> _Goal of the exercise_:
Repeat the records below exactly, leaving out any pictures.

Source records:
'''

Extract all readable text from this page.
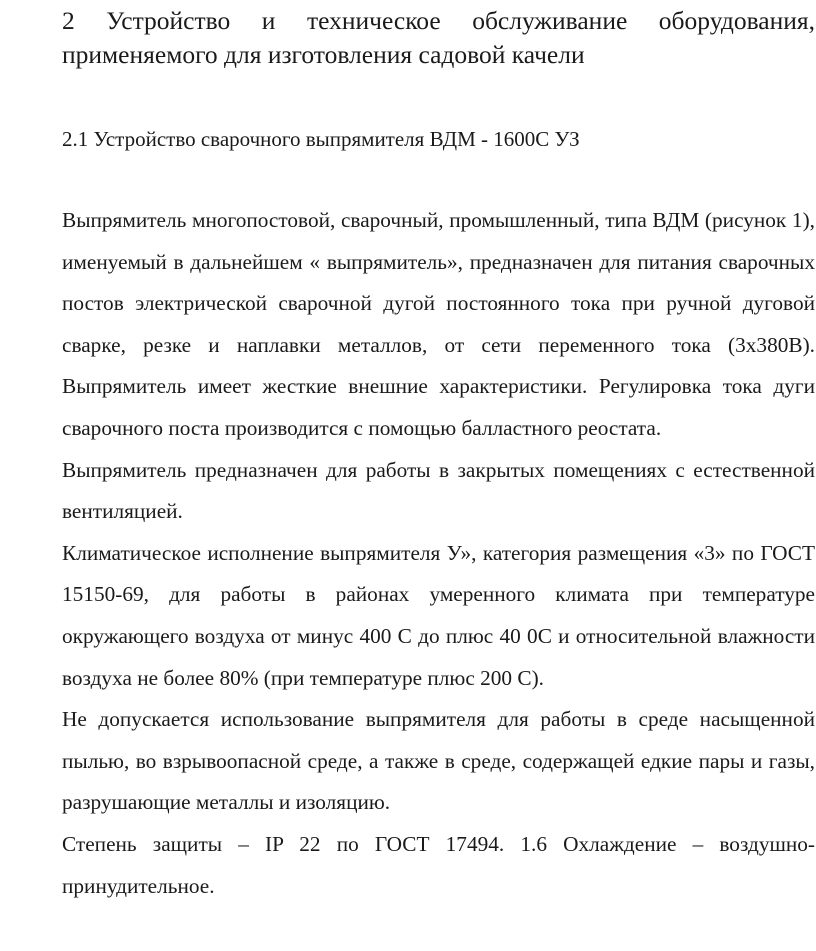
2 Устройство и техническое обслуживание оборудования, применяемого для изготовления садовой качели
2.1 Устройство сварочного выпрямителя ВДМ - 1600С УЗ

Выпрямитель многопостовой, сварочный, промышленный, типа ВДМ (рисунок 1), именуемый в дальнейшем « выпрямитель», предназначен для питания сварочных постов электрической сварочной дугой постоянного тока при ручной дуговой сварке, резке и наплавки металлов, от сети переменного тока (3х380В). Выпрямитель имеет жесткие внешние характеристики. Регулировка тока дуги сварочного поста производится с помощью балластного реостата.

Выпрямитель предназначен для работы в закрытых помещениях с естественной вентиляцией.

Климатическое исполнение выпрямителя У», категория размещения «3» по ГОСТ 15150-69, для работы в районах умеренного климата при температуре окружающего воздуха от минус 400 С до плюс 40 0С и относительной влажности воздуха не более 80% (при температуре плюс 200 С).

Не допускается использование выпрямителя для работы в среде насыщенной пылью, во взрывоопасной среде, а также в среде, содержащей едкие пары и газы, разрушающие металлы и изоляцию.

Степень защиты – IP 22 по ГОСТ 17494. 1.6 Охлаждение – воздушно-принудительное.
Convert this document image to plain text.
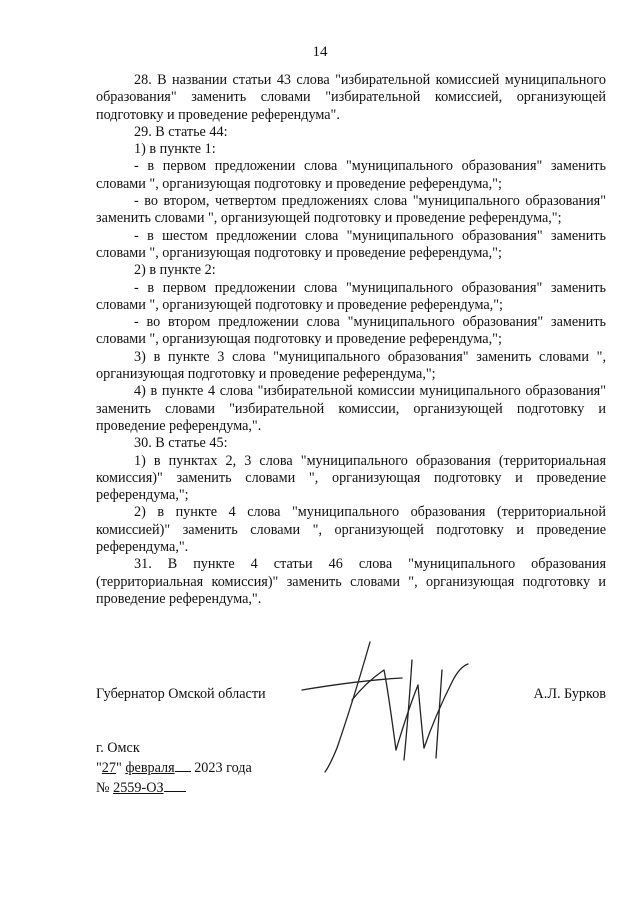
14

28. В названии статьи 43 слова "избирательной комиссией муниципального образования" заменить словами "избирательной комиссией, организующей подготовку и проведение референдума".

29. В статье 44:

1) в пункте 1:

- в первом предложении слова "муниципального образования" заменить словами ", организующая подготовку и проведение референдума,";

- во втором, четвертом предложениях слова "муниципального образования" заменить словами ", организующей подготовку и проведение референдума,";

- в шестом предложении слова "муниципального образования" заменить словами ", организующая подготовку и проведение референдума,";

2) в пункте 2:

- в первом предложении слова "муниципального образования" заменить словами ", организующей подготовку и проведение референдума,";

- во втором предложении слова "муниципального образования" заменить словами ", организующая подготовку и проведение референдума,";

3) в пункте 3 слова "муниципального образования" заменить словами ", организующая подготовку и проведение референдума,";

4) в пункте 4 слова "избирательной комиссии муниципального образования" заменить словами "избирательной комиссии, организующей подготовку и проведение референдума,".

30. В статье 45:

1) в пунктах 2, 3 слова "муниципального образования (территориальная комиссия)" заменить словами ", организующая подготовку и проведение референдума,";

2) в пункте 4 слова "муниципального образования (территориальной комиссией)" заменить словами ", организующей подготовку и проведение референдума,".

31. В пункте 4 статьи 46 слова "муниципального образования (территориальная комиссия)" заменить словами ", организующая подготовку и проведение референдума,".

Губернатор Омской области	А.Л. Бурков
г. Омск
"27" февраля 2023 года
№ 2559-ОЗ
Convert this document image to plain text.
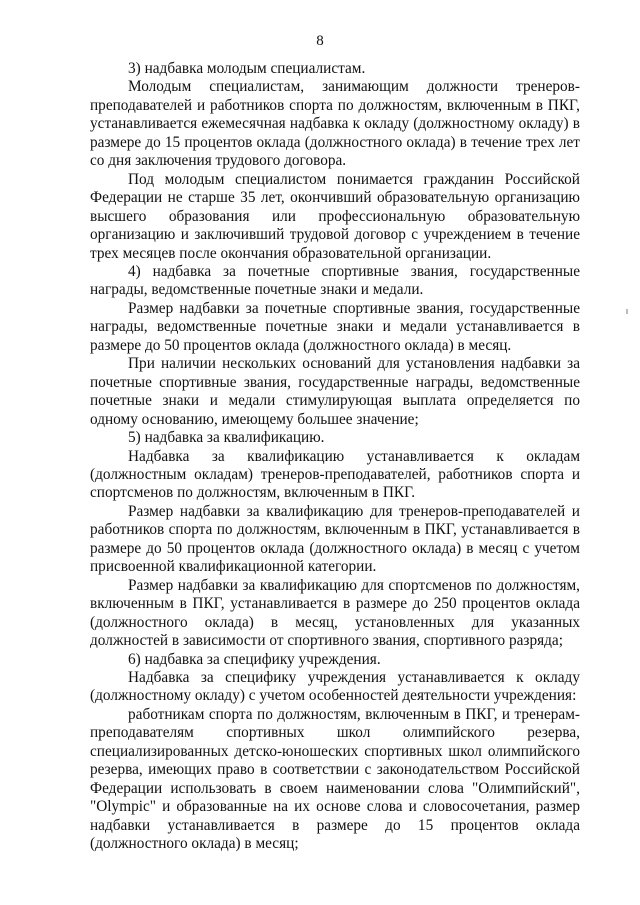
8

3) надбавка молодым специалистам.

Молодым специалистам, занимающим должности тренеров-преподавателей и работников спорта по должностям, включенным в ПКГ, устанавливается ежемесячная надбавка к окладу (должностному окладу) в размере до 15 процентов оклада (должностного оклада) в течение трех лет со дня заключения трудового договора.

Под молодым специалистом понимается гражданин Российской Федерации не старше 35 лет, окончивший образовательную организацию высшего образования или профессиональную образовательную организацию и заключивший трудовой договор с учреждением в течение трех месяцев после окончания образовательной организации.

4) надбавка за почетные спортивные звания, государственные награды, ведомственные почетные знаки и медали.

Размер надбавки за почетные спортивные звания, государственные награды, ведомственные почетные знаки и медали устанавливается в размере до 50 процентов оклада (должностного оклада) в месяц.

При наличии нескольких оснований для установления надбавки за почетные спортивные звания, государственные награды, ведомственные почетные знаки и медали стимулирующая выплата определяется по одному основанию, имеющему большее значение;

5) надбавка за квалификацию.

Надбавка за квалификацию устанавливается к окладам (должностным окладам) тренеров-преподавателей, работников спорта и спортсменов по должностям, включенным в ПКГ.

Размер надбавки за квалификацию для тренеров-преподавателей и работников спорта по должностям, включенным в ПКГ, устанавливается в размере до 50 процентов оклада (должностного оклада) в месяц с учетом присвоенной квалификационной категории.

Размер надбавки за квалификацию для спортсменов по должностям, включенным в ПКГ, устанавливается в размере до 250 процентов оклада (должностного оклада) в месяц, установленных для указанных должностей в зависимости от спортивного звания, спортивного разряда;

6) надбавка за специфику учреждения.

Надбавка за специфику учреждения устанавливается к окладу (должностному окладу) с учетом особенностей деятельности учреждения:

работникам спорта по должностям, включенным в ПКГ, и тренерам-преподавателям спортивных школ олимпийского резерва, специализированных детско-юношеских спортивных школ олимпийского резерва, имеющих право в соответствии с законодательством Российской Федерации использовать в своем наименовании слова "Олимпийский", "Olympic" и образованные на их основе слова и словосочетания, размер надбавки устанавливается в размере до 15 процентов оклада (должностного оклада) в месяц;
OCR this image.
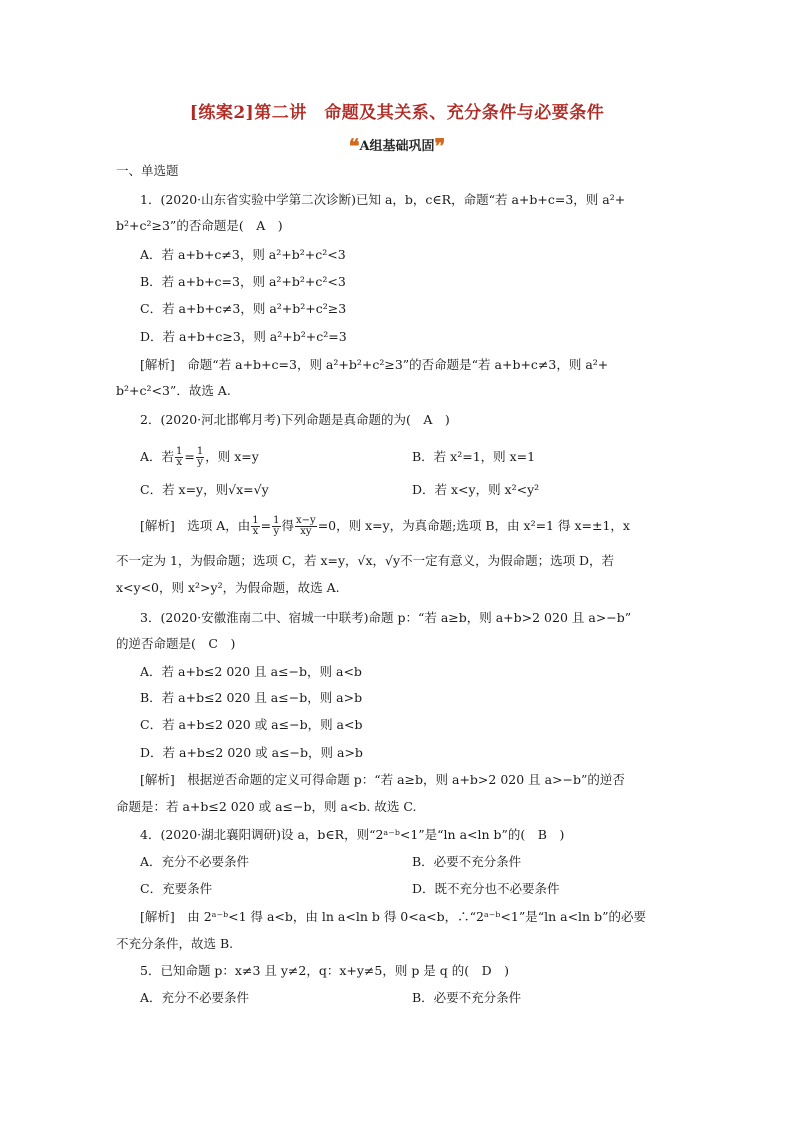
[练案2]第二讲　命题及其关系、充分条件与必要条件
❝A组基础巩固❞
一、单选题
1．(2020·山东省实验中学第二次诊断)已知 a，b，c∈R，命题“若 a+b+c=3，则 a²+
b²+c²≥3”的否命题是(　A　)
A．若 a+b+c≠3，则 a²+b²+c²<3
B．若 a+b+c=3，则 a²+b²+c²<3
C．若 a+b+c≠3，则 a²+b²+c²≥3
D．若 a+b+c≥3，则 a²+b²+c²=3
[解析]　命题“若 a+b+c=3，则 a²+b²+c²≥3”的否命题是“若 a+b+c≠3，则 a²+
b²+c²<3”．故选 A.
2．(2020·河北邯郸月考)下列命题是真命题的为(　A　)
A．若 $\frac{1}{x} = \frac{1}{y}$ ，则 x=y	B．若 x²=1，则 x=1
C．若 x=y，则√x=√y	D．若 x<y，则 x²<y²
[解析]　选项 A，由 $\frac{1}{x} = \frac{1}{y}$ 得 $\frac{x-y}{xy} =0$，则 x=y，为真命题;选项 B，由 x²=1 得 x=±1，x
不一定为 1，为假命题；选项 C，若 x=y，√x，√y不一定有意义，为假命题；选项 D，若
x<y<0，则 x²>y²，为假命题，故选 A.
3．(2020·安徽淮南二中、宿城一中联考)命题 p：“若 a≥b，则 a+b>2 020 且 a>−b”
的逆否命题是(　C　)
A．若 a+b≤2 020 且 a≤−b，则 a<b
B．若 a+b≤2 020 且 a≤−b，则 a>b
C．若 a+b≤2 020 或 a≤−b，则 a<b
D．若 a+b≤2 020 或 a≤−b，则 a>b
[解析]　根据逆否命题的定义可得命题 p：“若 a≥b，则 a+b>2 020 且 a>−b”的逆否
命题是：若 a+b≤2 020 或 a≤−b，则 a<b. 故选 C.
4．(2020·湖北襄阳调研)设 a，b∈R，则“2ᵃ⁻ᵇ<1”是“ln a<ln b”的(　B　)
A．充分不必要条件	B．必要不充分条件
C．充要条件	D．既不充分也不必要条件
[解析]　由 2ᵃ⁻ᵇ<1 得 a<b，由 ln a<ln b 得 0<a<b，∴“2ᵃ⁻ᵇ<1”是“ln a<ln b”的必要
不充分条件，故选 B.
5．已知命题 p：x≠3 且 y≠2，q：x+y≠5，则 p 是 q 的(　D　)
A．充分不必要条件	B．必要不充分条件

'''

> _Final answer_:
Extract all readable text from this page.
2 Устройство и техническое обслуживание оборудования, применяемого для изготовления садовой качели
2.1 Устройство сварочного выпрямителя ВДМ - 1600С УЗ

Выпрямитель многопостовой, сварочный, промышленный, типа ВДМ (рисунок 1), именуемый в дальнейшем « выпрямитель», предназначен для питания сварочных постов электрической сварочной дугой постоянного тока при ручной дуговой сварке, резке и наплавки металлов, от сети переменного тока (3х380В). Выпрямитель имеет жесткие внешние характеристики. Регулировка тока дуги сварочного поста производится с помощью балластного реостата.

Выпрямитель предназначен для работы в закрытых помещениях с естественной вентиляцией.

Климатическое исполнение выпрямителя У», категория размещения «3» по ГОСТ 15150-69, для работы в районах умеренного климата при температуре окружающего воздуха от минус 400 С до плюс 40 0С и относительной влажности воздуха не более 80% (при температуре плюс 200 С).

Не допускается использование выпрямителя для работы в среде насыщенной пылью, во взрывоопасной среде, а также в среде, содержащей едкие пары и газы, разрушающие металлы и изоляцию.

Степень защиты – IP 22 по ГОСТ 17494. 1.6 Охлаждение – воздушно-принудительное.
Convert this document image to plain text.
14

28. В названии статьи 43 слова "избирательной комиссией муниципального образования" заменить словами "избирательной комиссией, организующей подготовку и проведение референдума".

29. В статье 44:

1) в пункте 1:

- в первом предложении слова "муниципального образования" заменить словами ", организующая подготовку и проведение референдума,";

- во втором, четвертом предложениях слова "муниципального образования" заменить словами ", организующей подготовку и проведение референдума,";

- в шестом предложении слова "муниципального образования" заменить словами ", организующая подготовку и проведение референдума,";

2) в пункте 2:

- в первом предложении слова "муниципального образования" заменить словами ", организующей подготовку и проведение референдума,";

- во втором предложении слова "муниципального образования" заменить словами ", организующая подготовку и проведение референдума,";

3) в пункте 3 слова "муниципального образования" заменить словами ", организующая подготовку и проведение референдума,";

4) в пункте 4 слова "избирательной комиссии муниципального образования" заменить словами "избирательной комиссии, организующей подготовку и проведение референдума,".

30. В статье 45:

1) в пунктах 2, 3 слова "муниципального образования (территориальная комиссия)" заменить словами ", организующая подготовку и проведение референдума,";

2) в пункте 4 слова "муниципального образования (территориальной комиссией)" заменить словами ", организующей подготовку и проведение референдума,".

31. В пункте 4 статьи 46 слова "муниципального образования (территориальная комиссия)" заменить словами ", организующая подготовку и проведение референдума,".

Губернатор Омской области	А.Л. Бурков
г. Омск
"27" февраля 2023 года
№ 2559-ОЗ
Convert this document image to plain text.
8

3) надбавка молодым специалистам.

Молодым специалистам, занимающим должности тренеров-преподавателей и работников спорта по должностям, включенным в ПКГ, устанавливается ежемесячная надбавка к окладу (должностному окладу) в размере до 15 процентов оклада (должностного оклада) в течение трех лет со дня заключения трудового договора.

Под молодым специалистом понимается гражданин Российской Федерации не старше 35 лет, окончивший образовательную организацию высшего образования или профессиональную образовательную организацию и заключивший трудовой договор с учреждением в течение трех месяцев после окончания образовательной организации.

4) надбавка за почетные спортивные звания, государственные награды, ведомственные почетные знаки и медали.

Размер надбавки за почетные спортивные звания, государственные награды, ведомственные почетные знаки и медали устанавливается в размере до 50 процентов оклада (должностного оклада) в месяц.

При наличии нескольких оснований для установления надбавки за почетные спортивные звания, государственные награды, ведомственные почетные знаки и медали стимулирующая выплата определяется по одному основанию, имеющему большее значение;

5) надбавка за квалификацию.

Надбавка за квалификацию устанавливается к окладам (должностным окладам) тренеров-преподавателей, работников спорта и спортсменов по должностям, включенным в ПКГ.

Размер надбавки за квалификацию для тренеров-преподавателей и работников спорта по должностям, включенным в ПКГ, устанавливается в размере до 50 процентов оклада (должностного оклада) в месяц с учетом присвоенной квалификационной категории.

Размер надбавки за квалификацию для спортсменов по должностям, включенным в ПКГ, устанавливается в размере до 250 процентов оклада (должностного оклада) в месяц, установленных для указанных должностей в зависимости от спортивного звания, спортивного разряда;

6) надбавка за специфику учреждения.

Надбавка за специфику учреждения устанавливается к окладу (должностному окладу) с учетом особенностей деятельности учреждения:

работникам спорта по должностям, включенным в ПКГ, и тренерам-преподавателям спортивных школ олимпийского резерва, специализированных детско-юношеских спортивных школ олимпийского резерва, имеющих право в соответствии с законодательством Российской Федерации использовать в своем наименовании слова "Олимпийский", "Olympic" и образованные на их основе слова и словосочетания, размер надбавки устанавливается в размере до 15 процентов оклада (должностного оклада) в месяц;
OCR this image.
[练案2]第二讲　命题及其关系、充分条件与必要条件
❝A组基础巩固❞
一、单选题
1．(2020·山东省实验中学第二次诊断)已知 a，b，c∈R，命题“若 a+b+c=3，则 a²+
b²+c²≥3”的否命题是(　A　)
A．若 a+b+c≠3，则 a²+b²+c²<3
B．若 a+b+c=3，则 a²+b²+c²<3
C．若 a+b+c≠3，则 a²+b²+c²≥3
D．若 a+b+c≥3，则 a²+b²+c²=3
[解析]　命题“若 a+b+c=3，则 a²+b²+c²≥3”的否命题是“若 a+b+c≠3，则 a²+
b²+c²<3”．故选 A.
2．(2020·河北邯郸月考)下列命题是真命题的为(　A　)
A．若 $\frac{1}{x} = \frac{1}{y}$ ，则 x=y	B．若 x²=1，则 x=1
C．若 x=y，则√x=√y	D．若 x<y，则 x²<y²
[解析]　选项 A，由 $\frac{1}{x} = \frac{1}{y}$ 得 $\frac{x-y}{xy} =0$，则 x=y，为真命题;选项 B，由 x²=1 得 x=±1，x
不一定为 1，为假命题；选项 C，若 x=y，√x，√y不一定有意义，为假命题；选项 D，若
x<y<0，则 x²>y²，为假命题，故选 A.
3．(2020·安徽淮南二中、宿城一中联考)命题 p：“若 a≥b，则 a+b>2 020 且 a>−b”
的逆否命题是(　C　)
A．若 a+b≤2 020 且 a≤−b，则 a<b
B．若 a+b≤2 020 且 a≤−b，则 a>b
C．若 a+b≤2 020 或 a≤−b，则 a<b
D．若 a+b≤2 020 或 a≤−b，则 a>b
[解析]　根据逆否命题的定义可得命题 p：“若 a≥b，则 a+b>2 020 且 a>−b”的逆否
命题是：若 a+b≤2 020 或 a≤−b，则 a<b. 故选 C.
4．(2020·湖北襄阳调研)设 a，b∈R，则“2ᵃ⁻ᵇ<1”是“ln a<ln b”的(　B　)
A．充分不必要条件	B．必要不充分条件
C．充要条件	D．既不充分也不必要条件
[解析]　由 2ᵃ⁻ᵇ<1 得 a<b，由 ln a<ln b 得 0<a<b，∴“2ᵃ⁻ᵇ<1”是“ln a<ln b”的必要
不充分条件，故选 B.
5．已知命题 p：x≠3 且 y≠2，q：x+y≠5，则 p 是 q 的(　D　)
A．充分不必要条件	B．必要不充分条件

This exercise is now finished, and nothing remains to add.